**YOUR INSTRUCTIONS**
In the material below, find each line holding the string "name" and copy it.

-- start ROWS --

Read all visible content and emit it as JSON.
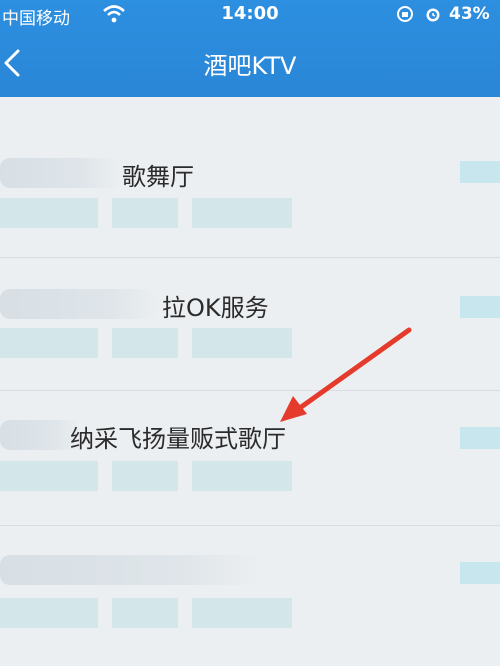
{
  "status_bar": {
    "carrier": "中国移动",
    "time": "14:00",
    "battery": "43%",
    "icons": [
      "wifi-icon",
      "orientation-lock-icon",
      "alarm-icon",
      "battery-icon"
    ]
  },
  "nav": {
    "back_icon": "chevron-left-icon",
    "title": "酒吧KTV"
  },
  "list": {
    "items": [
      {
        "name": "歌舞厅"
      },
      {
        "name": "拉OK服务"
      },
      {
        "name": "纳采飞扬量贩式歌厅"
      },
      {
        "name": ""
      }
    ]
  },
  "annotation": {
    "arrow_color": "#e53b2c"
  },
  "colors": {
    "nav_bg": "#2a86d6",
    "page_bg": "#eceff1"
  }
}
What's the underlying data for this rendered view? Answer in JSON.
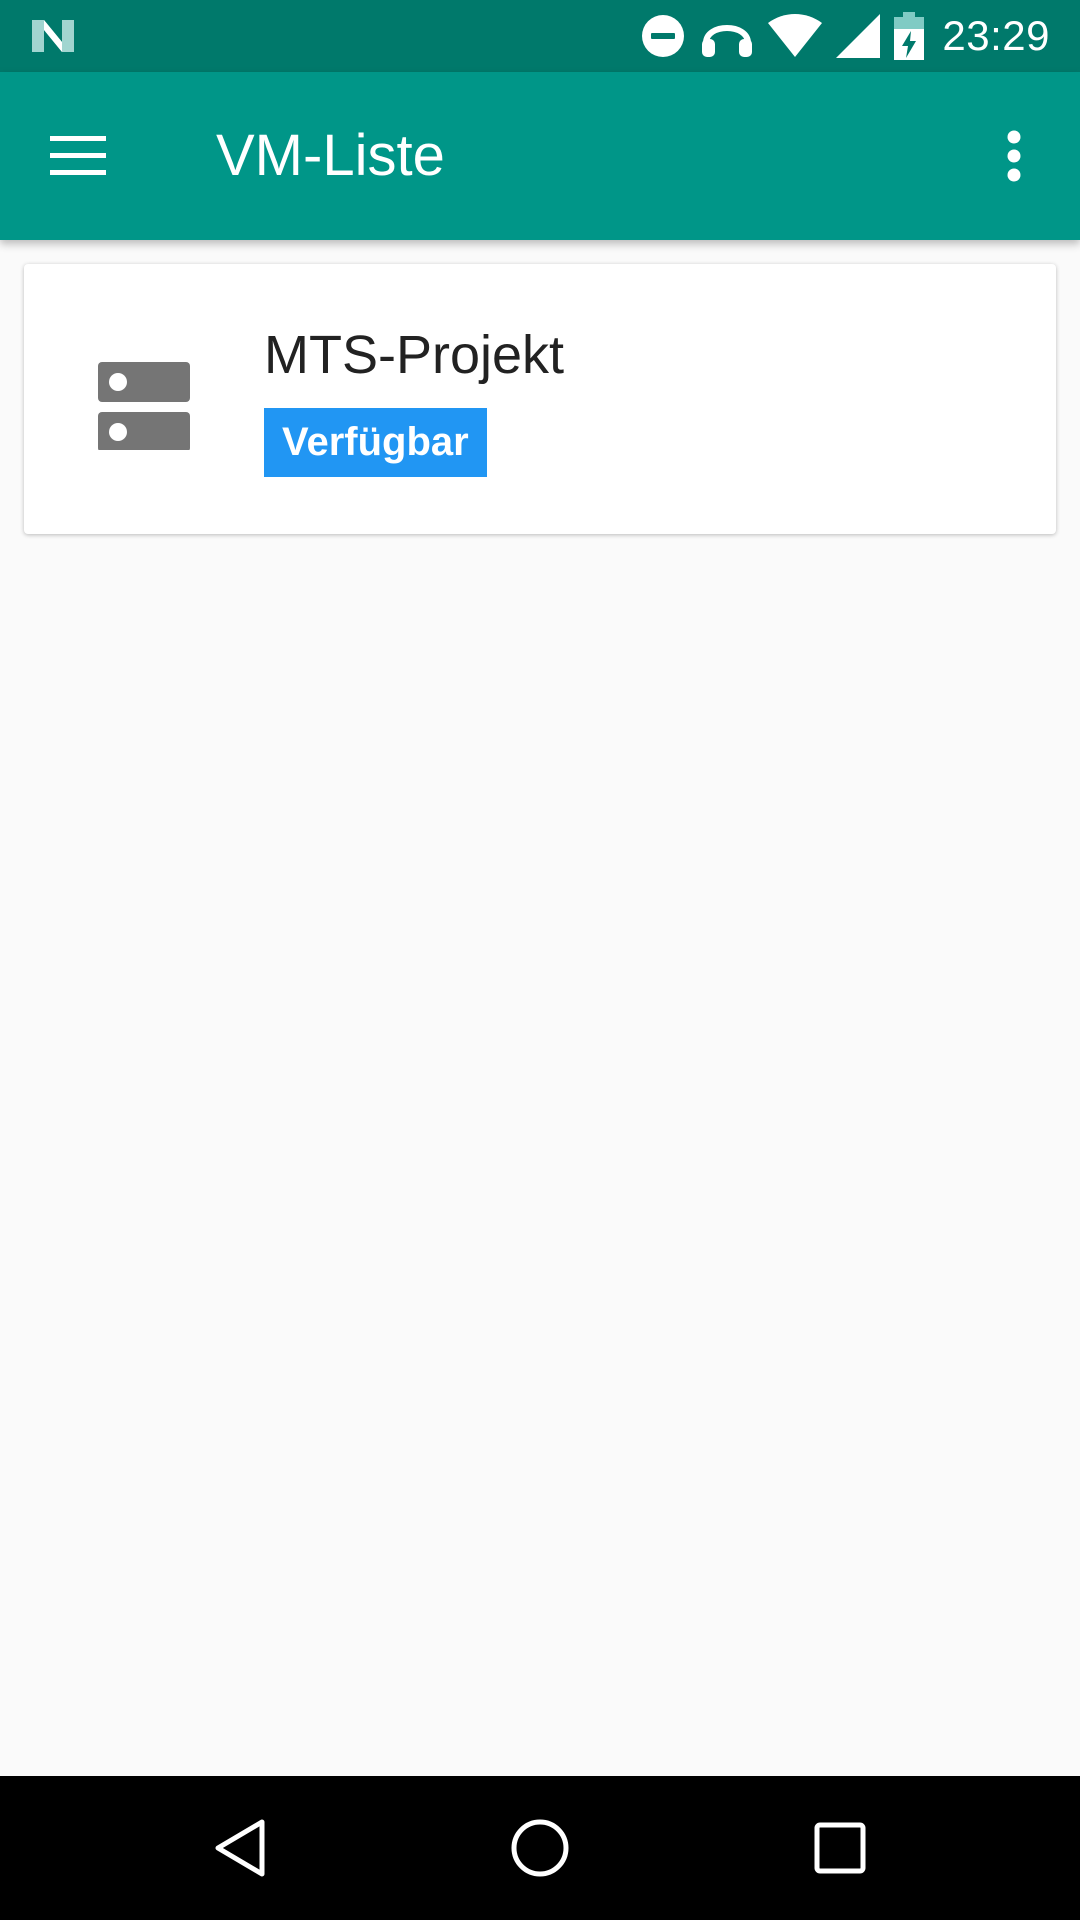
{
  "status_bar": {
    "time": "23:29",
    "icons": [
      "notification-n-icon",
      "do-not-disturb-icon",
      "headphones-icon",
      "wifi-icon",
      "cell-signal-icon",
      "battery-charging-icon"
    ]
  },
  "app_bar": {
    "title": "VM-Liste",
    "icons": [
      "menu-icon",
      "more-vert-icon"
    ]
  },
  "vm_list": [
    {
      "name": "MTS-Projekt",
      "status": "Verfügbar",
      "icon": "server-icon"
    }
  ],
  "nav_bar": {
    "icons": [
      "back-icon",
      "home-icon",
      "recents-icon"
    ]
  },
  "colors": {
    "status_bar": "#00796b",
    "app_bar": "#009688",
    "badge": "#2196f3",
    "background": "#fafafa",
    "nav_bar": "#000000"
  }
}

-- end ROWS --

**PROBLEM SOLUTION**
        "name": "歌舞厅"
        "name": "拉OK服务"
        "name": "纳采飞扬量贩式歌厅"
        "name": ""
      "name": "MTS-Projekt",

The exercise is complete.